(Dataset items)
══════════
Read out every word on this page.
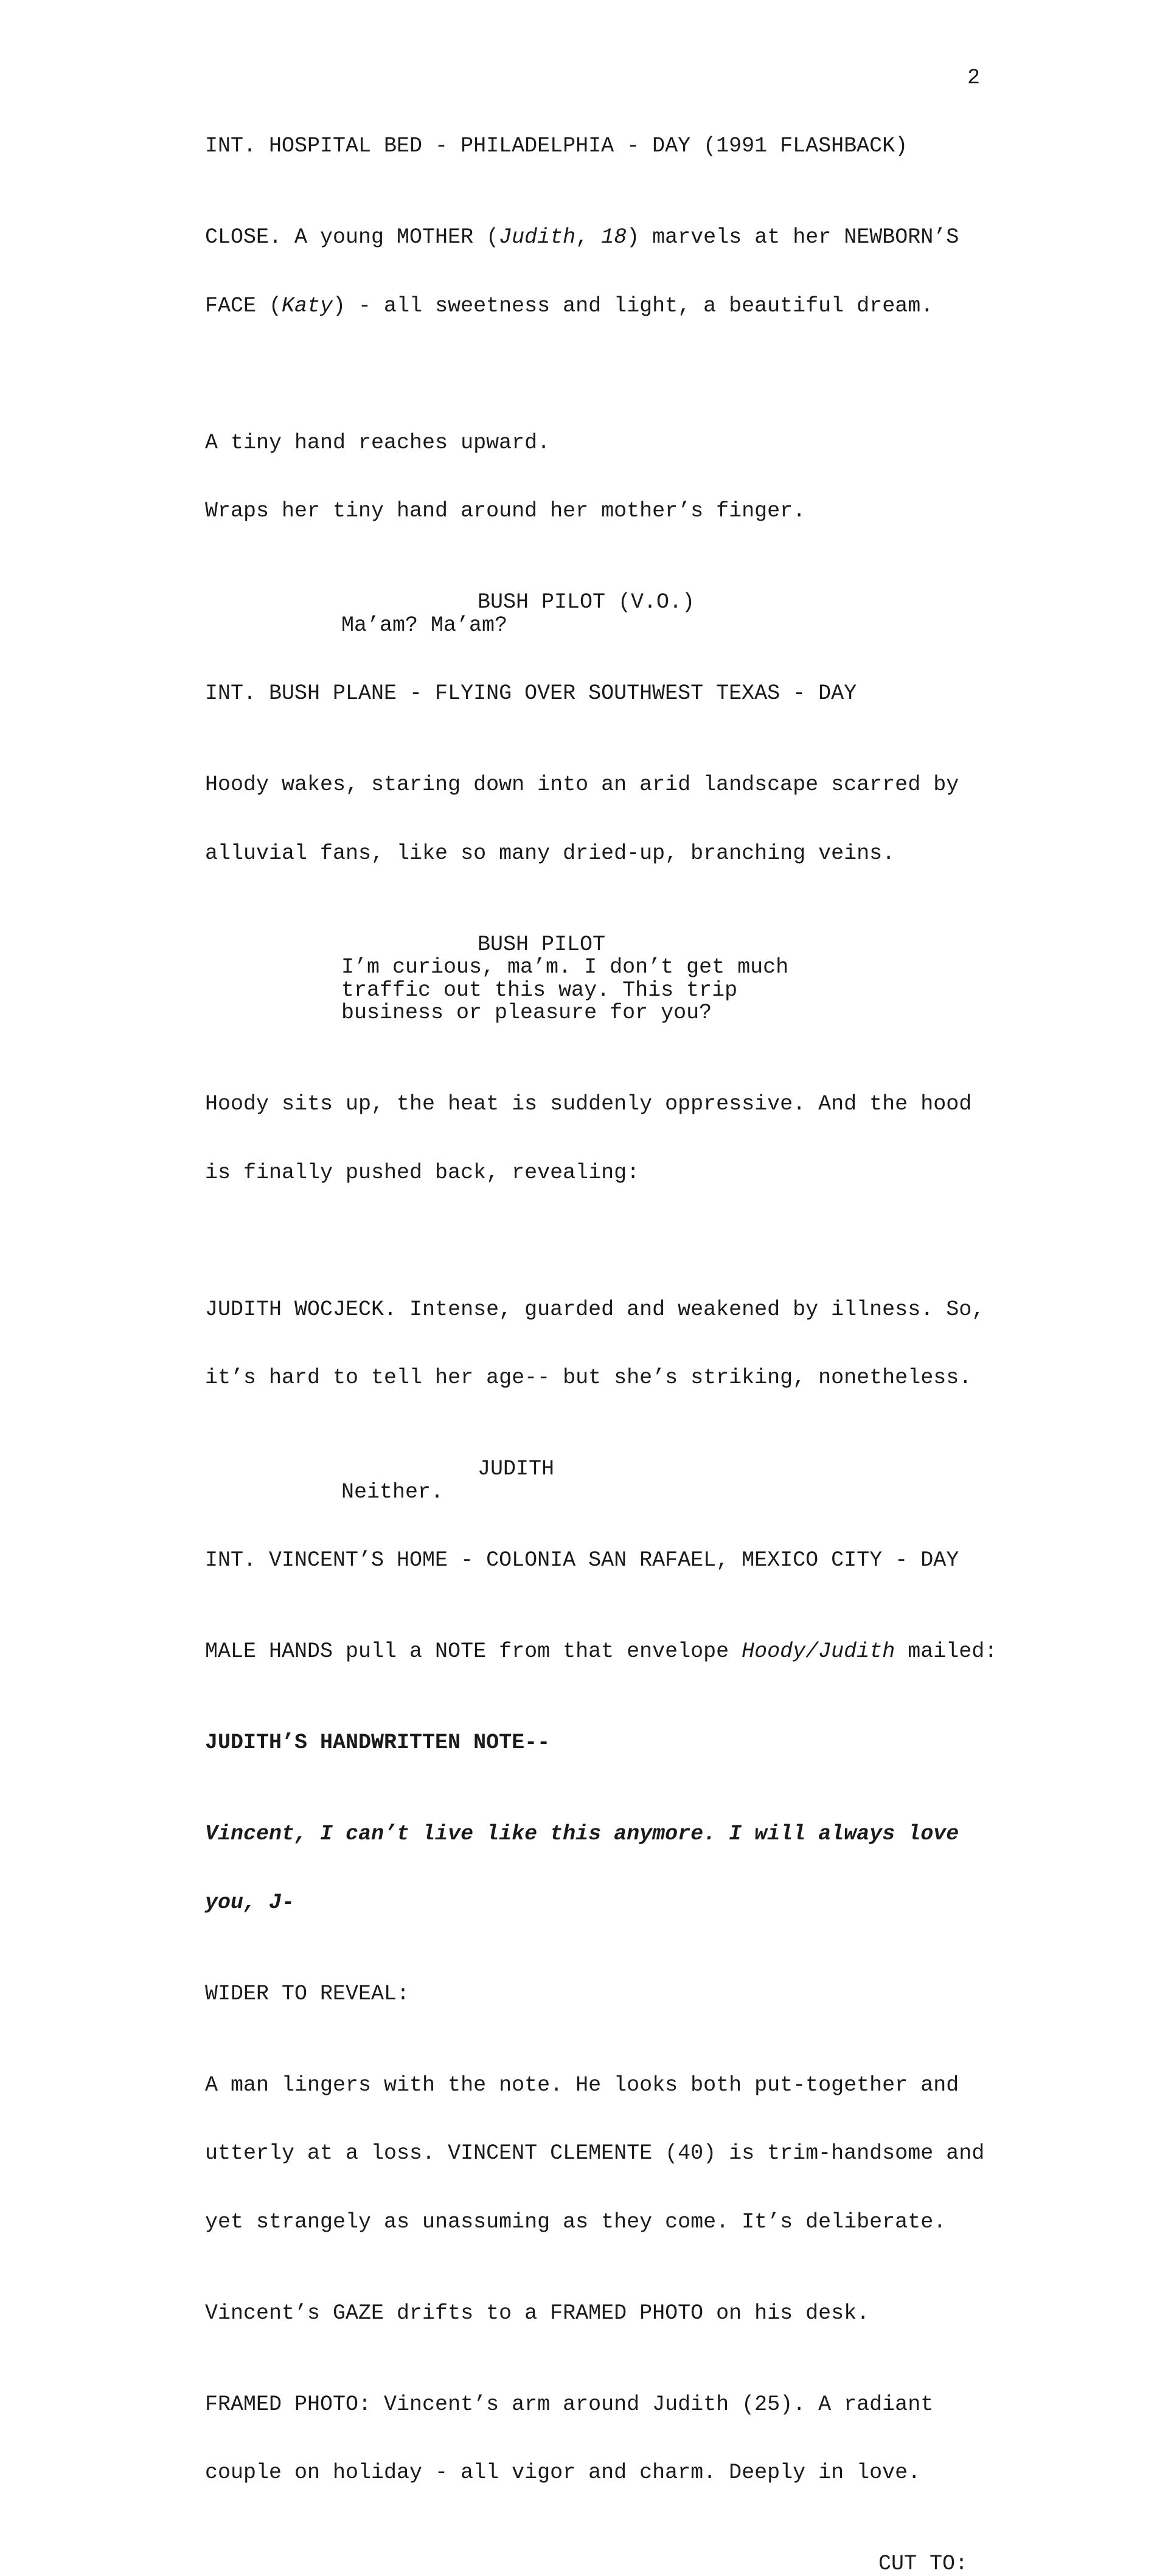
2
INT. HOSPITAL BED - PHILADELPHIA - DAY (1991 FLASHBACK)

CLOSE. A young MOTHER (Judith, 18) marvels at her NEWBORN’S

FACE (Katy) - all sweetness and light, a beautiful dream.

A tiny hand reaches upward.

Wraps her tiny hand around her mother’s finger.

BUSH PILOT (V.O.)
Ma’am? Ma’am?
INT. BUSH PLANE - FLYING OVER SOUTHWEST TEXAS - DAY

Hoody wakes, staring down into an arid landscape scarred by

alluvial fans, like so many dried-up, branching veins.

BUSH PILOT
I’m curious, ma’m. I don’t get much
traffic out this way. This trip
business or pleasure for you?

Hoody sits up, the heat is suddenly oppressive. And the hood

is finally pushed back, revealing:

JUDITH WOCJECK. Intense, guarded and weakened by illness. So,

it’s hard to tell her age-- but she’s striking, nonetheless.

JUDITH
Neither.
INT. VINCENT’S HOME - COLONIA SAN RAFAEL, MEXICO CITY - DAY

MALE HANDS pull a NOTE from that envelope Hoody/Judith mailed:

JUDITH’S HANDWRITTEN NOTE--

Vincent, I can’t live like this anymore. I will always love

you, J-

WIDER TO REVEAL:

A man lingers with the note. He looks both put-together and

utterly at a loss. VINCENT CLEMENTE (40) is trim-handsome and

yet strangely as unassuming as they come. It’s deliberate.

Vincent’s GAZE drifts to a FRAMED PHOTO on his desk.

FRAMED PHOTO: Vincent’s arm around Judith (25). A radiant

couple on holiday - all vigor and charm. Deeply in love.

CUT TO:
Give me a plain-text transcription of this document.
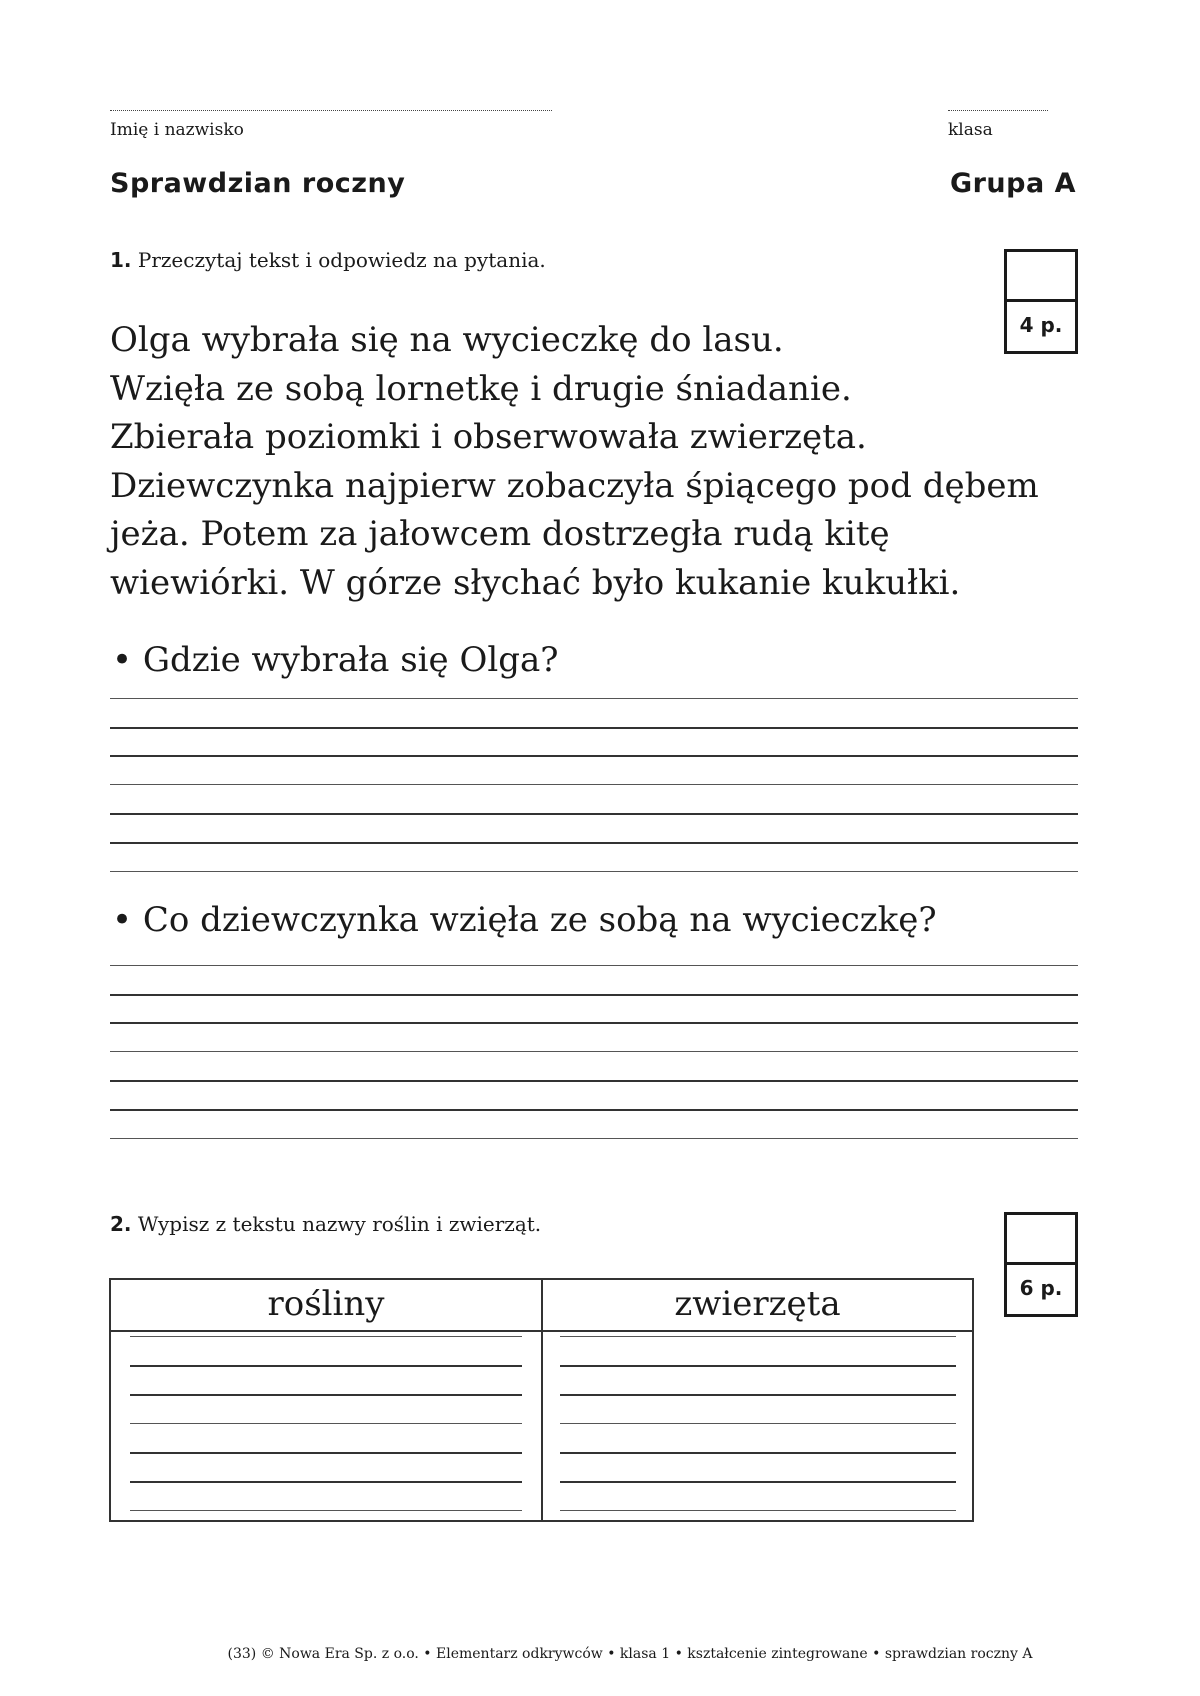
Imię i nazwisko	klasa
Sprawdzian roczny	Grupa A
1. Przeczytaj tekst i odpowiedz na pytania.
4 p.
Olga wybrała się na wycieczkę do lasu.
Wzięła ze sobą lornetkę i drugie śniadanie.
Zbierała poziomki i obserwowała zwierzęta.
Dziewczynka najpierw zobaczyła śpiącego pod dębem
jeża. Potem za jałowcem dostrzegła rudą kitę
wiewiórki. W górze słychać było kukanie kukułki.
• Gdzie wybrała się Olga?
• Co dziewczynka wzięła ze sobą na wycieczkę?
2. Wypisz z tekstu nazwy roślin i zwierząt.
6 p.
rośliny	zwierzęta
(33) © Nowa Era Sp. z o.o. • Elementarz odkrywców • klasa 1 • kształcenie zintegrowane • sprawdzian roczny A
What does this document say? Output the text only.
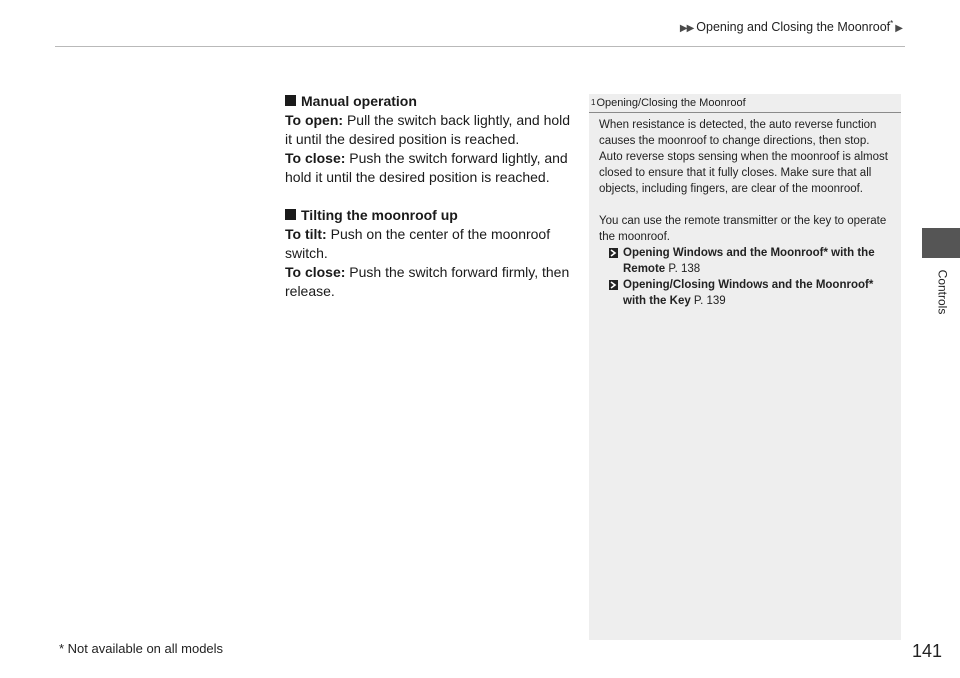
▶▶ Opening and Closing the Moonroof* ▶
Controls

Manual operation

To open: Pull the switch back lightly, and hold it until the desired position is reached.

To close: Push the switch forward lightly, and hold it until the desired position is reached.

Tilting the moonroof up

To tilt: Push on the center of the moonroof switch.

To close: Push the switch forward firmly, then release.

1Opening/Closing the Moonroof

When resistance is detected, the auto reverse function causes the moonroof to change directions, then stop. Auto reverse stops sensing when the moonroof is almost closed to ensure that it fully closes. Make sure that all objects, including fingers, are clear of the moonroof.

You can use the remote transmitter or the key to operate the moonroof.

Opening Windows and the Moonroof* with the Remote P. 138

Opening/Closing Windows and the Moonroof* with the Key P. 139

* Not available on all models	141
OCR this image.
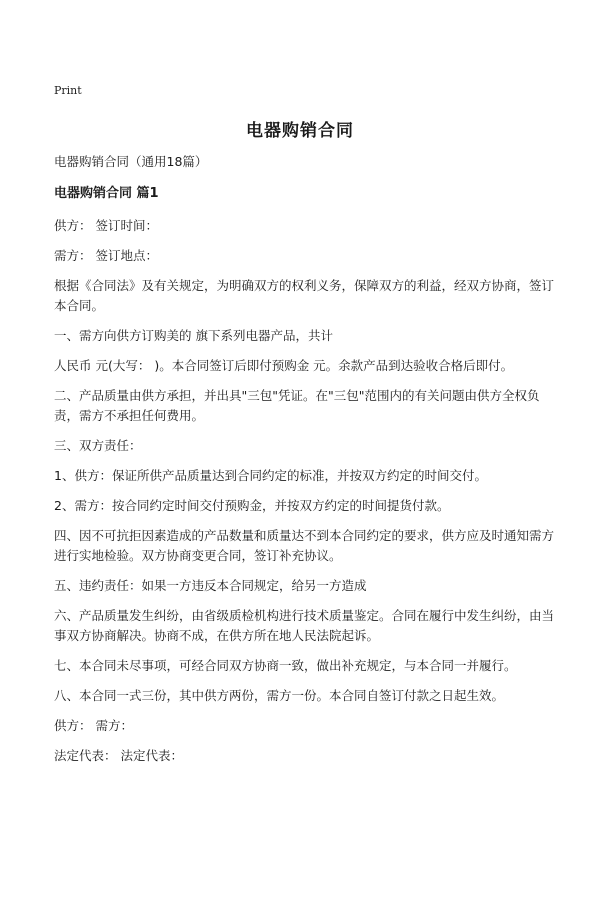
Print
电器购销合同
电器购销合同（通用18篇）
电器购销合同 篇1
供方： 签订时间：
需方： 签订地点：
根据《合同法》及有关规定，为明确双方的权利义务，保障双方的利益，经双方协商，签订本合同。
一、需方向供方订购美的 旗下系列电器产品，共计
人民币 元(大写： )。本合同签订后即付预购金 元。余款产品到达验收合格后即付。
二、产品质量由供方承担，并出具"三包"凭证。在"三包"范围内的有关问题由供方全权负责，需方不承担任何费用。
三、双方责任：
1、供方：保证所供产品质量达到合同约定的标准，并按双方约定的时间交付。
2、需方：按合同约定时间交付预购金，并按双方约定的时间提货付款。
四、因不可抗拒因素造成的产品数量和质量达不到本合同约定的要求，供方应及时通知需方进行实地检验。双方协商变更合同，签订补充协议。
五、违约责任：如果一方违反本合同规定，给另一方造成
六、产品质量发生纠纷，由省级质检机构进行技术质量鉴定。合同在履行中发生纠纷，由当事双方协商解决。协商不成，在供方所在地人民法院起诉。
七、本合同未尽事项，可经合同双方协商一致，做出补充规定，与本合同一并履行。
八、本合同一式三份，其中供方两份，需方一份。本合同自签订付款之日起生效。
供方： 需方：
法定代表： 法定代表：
══════════
Your task: Return all the lines that contain the string "lightly".

Response below:
To open: Pull the switch back lightly, and hold it until the desired position is reached.
To close: Push the switch forward lightly, and hold it until the desired position is reached.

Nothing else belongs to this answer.